» Your objective:
Your task is to extract every entry that follows word for word while excluding the pictures.

» Source material:

======

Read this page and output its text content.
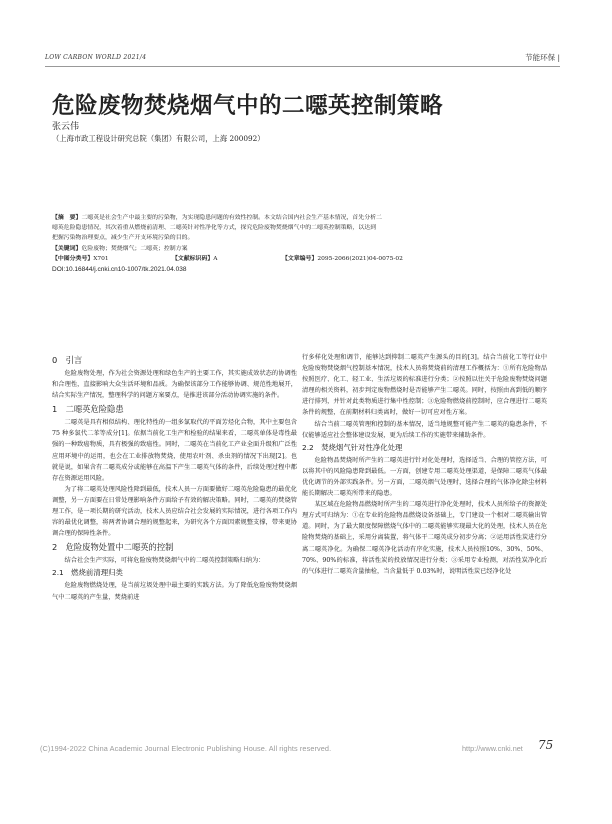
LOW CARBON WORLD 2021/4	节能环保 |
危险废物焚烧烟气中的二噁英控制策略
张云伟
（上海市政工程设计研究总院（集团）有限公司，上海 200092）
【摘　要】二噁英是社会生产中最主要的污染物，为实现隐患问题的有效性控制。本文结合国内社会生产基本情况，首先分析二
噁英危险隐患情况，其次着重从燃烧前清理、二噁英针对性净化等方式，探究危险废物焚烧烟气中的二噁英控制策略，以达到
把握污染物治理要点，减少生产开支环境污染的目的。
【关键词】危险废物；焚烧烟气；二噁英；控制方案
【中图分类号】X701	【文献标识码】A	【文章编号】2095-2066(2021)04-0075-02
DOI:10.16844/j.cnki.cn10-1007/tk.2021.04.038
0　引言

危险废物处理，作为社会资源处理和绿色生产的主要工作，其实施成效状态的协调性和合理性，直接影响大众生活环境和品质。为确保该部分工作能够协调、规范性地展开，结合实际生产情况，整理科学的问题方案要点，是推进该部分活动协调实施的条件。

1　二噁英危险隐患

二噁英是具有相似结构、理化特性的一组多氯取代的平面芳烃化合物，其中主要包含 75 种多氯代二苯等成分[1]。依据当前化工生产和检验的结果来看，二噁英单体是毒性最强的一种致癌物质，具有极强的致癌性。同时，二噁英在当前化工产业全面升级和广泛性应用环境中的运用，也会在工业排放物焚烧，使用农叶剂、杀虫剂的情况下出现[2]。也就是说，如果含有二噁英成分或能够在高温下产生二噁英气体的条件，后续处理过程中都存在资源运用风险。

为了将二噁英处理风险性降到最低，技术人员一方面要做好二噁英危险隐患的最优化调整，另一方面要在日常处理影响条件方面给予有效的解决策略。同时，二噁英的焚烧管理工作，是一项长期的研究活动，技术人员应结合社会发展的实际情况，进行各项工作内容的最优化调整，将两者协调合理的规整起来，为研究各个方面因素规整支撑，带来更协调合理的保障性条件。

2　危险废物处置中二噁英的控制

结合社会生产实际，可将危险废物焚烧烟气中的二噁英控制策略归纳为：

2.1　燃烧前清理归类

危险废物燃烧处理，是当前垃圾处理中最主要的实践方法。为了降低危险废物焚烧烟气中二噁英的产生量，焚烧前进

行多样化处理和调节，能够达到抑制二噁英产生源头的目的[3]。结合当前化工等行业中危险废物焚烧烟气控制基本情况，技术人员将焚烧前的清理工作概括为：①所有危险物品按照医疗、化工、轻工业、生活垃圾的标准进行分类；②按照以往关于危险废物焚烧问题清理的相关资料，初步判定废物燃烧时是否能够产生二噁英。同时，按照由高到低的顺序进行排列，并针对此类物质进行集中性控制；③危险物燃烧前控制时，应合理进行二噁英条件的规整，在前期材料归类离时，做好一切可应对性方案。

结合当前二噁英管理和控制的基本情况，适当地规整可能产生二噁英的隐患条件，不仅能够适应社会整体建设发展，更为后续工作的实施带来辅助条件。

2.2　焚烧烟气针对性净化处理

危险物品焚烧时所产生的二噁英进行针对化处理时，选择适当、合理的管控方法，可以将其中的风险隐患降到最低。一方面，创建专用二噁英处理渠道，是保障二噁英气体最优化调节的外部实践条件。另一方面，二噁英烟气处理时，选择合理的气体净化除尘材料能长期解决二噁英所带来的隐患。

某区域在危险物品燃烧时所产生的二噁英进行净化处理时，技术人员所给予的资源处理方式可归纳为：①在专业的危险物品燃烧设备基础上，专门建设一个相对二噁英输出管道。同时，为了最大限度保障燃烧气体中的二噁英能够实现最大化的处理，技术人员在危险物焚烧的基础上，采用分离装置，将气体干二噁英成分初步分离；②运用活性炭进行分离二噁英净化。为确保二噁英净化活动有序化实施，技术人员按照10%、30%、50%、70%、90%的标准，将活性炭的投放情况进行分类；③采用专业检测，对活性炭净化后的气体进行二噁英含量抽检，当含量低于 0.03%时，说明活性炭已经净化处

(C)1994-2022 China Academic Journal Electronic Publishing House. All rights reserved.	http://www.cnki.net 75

======

» Task response:
Read this page and output its text content.
LOW CARBON WORLD 2021/4	节能环保 |
危险废物焚烧烟气中的二噁英控制策略
张云伟
（上海市政工程设计研究总院（集团）有限公司，上海 200092）
【摘　要】二噁英是社会生产中最主要的污染物，为实现隐患问题的有效性控制。本文结合国内社会生产基本情况，首先分析二
噁英危险隐患情况，其次着重从燃烧前清理、二噁英针对性净化等方式，探究危险废物焚烧烟气中的二噁英控制策略，以达到
把握污染物治理要点，减少生产开支环境污染的目的。
【关键词】危险废物；焚烧烟气；二噁英；控制方案
【中图分类号】X701	【文献标识码】A	【文章编号】2095-2066(2021)04-0075-02
DOI:10.16844/j.cnki.cn10-1007/tk.2021.04.038
0　引言

危险废物处理，作为社会资源处理和绿色生产的主要工作，其实施成效状态的协调性和合理性，直接影响大众生活环境和品质。为确保该部分工作能够协调、规范性地展开，结合实际生产情况，整理科学的问题方案要点，是推进该部分活动协调实施的条件。

1　二噁英危险隐患

二噁英是具有相似结构、理化特性的一组多氯取代的平面芳烃化合物，其中主要包含 75 种多氯代二苯等成分[1]。依据当前化工生产和检验的结果来看，二噁英单体是毒性最强的一种致癌物质，具有极强的致癌性。同时，二噁英在当前化工产业全面升级和广泛性应用环境中的运用，也会在工业排放物焚烧，使用农叶剂、杀虫剂的情况下出现[2]。也就是说，如果含有二噁英成分或能够在高温下产生二噁英气体的条件，后续处理过程中都存在资源运用风险。

为了将二噁英处理风险性降到最低，技术人员一方面要做好二噁英危险隐患的最优化调整，另一方面要在日常处理影响条件方面给予有效的解决策略。同时，二噁英的焚烧管理工作，是一项长期的研究活动，技术人员应结合社会发展的实际情况，进行各项工作内容的最优化调整，将两者协调合理的规整起来，为研究各个方面因素规整支撑，带来更协调合理的保障性条件。

2　危险废物处置中二噁英的控制

结合社会生产实际，可将危险废物焚烧烟气中的二噁英控制策略归纳为：

2.1　燃烧前清理归类

危险废物燃烧处理，是当前垃圾处理中最主要的实践方法。为了降低危险废物焚烧烟气中二噁英的产生量，焚烧前进

行多样化处理和调节，能够达到抑制二噁英产生源头的目的[3]。结合当前化工等行业中危险废物焚烧烟气控制基本情况，技术人员将焚烧前的清理工作概括为：①所有危险物品按照医疗、化工、轻工业、生活垃圾的标准进行分类；②按照以往关于危险废物焚烧问题清理的相关资料，初步判定废物燃烧时是否能够产生二噁英。同时，按照由高到低的顺序进行排列，并针对此类物质进行集中性控制；③危险物燃烧前控制时，应合理进行二噁英条件的规整，在前期材料归类离时，做好一切可应对性方案。

结合当前二噁英管理和控制的基本情况，适当地规整可能产生二噁英的隐患条件，不仅能够适应社会整体建设发展，更为后续工作的实施带来辅助条件。

2.2　焚烧烟气针对性净化处理

危险物品焚烧时所产生的二噁英进行针对化处理时，选择适当、合理的管控方法，可以将其中的风险隐患降到最低。一方面，创建专用二噁英处理渠道，是保障二噁英气体最优化调节的外部实践条件。另一方面，二噁英烟气处理时，选择合理的气体净化除尘材料能长期解决二噁英所带来的隐患。

某区域在危险物品燃烧时所产生的二噁英进行净化处理时，技术人员所给予的资源处理方式可归纳为：①在专业的危险物品燃烧设备基础上，专门建设一个相对二噁英输出管道。同时，为了最大限度保障燃烧气体中的二噁英能够实现最大化的处理，技术人员在危险物焚烧的基础上，采用分离装置，将气体干二噁英成分初步分离；②运用活性炭进行分离二噁英净化。为确保二噁英净化活动有序化实施，技术人员按照10%、30%、50%、70%、90%的标准，将活性炭的投放情况进行分类；③采用专业检测，对活性炭净化后的气体进行二噁英含量抽检，当含量低于 0.03%时，说明活性炭已经净化处

(C)1994-2022 China Academic Journal Electronic Publishing House. All rights reserved.	http://www.cnki.net 75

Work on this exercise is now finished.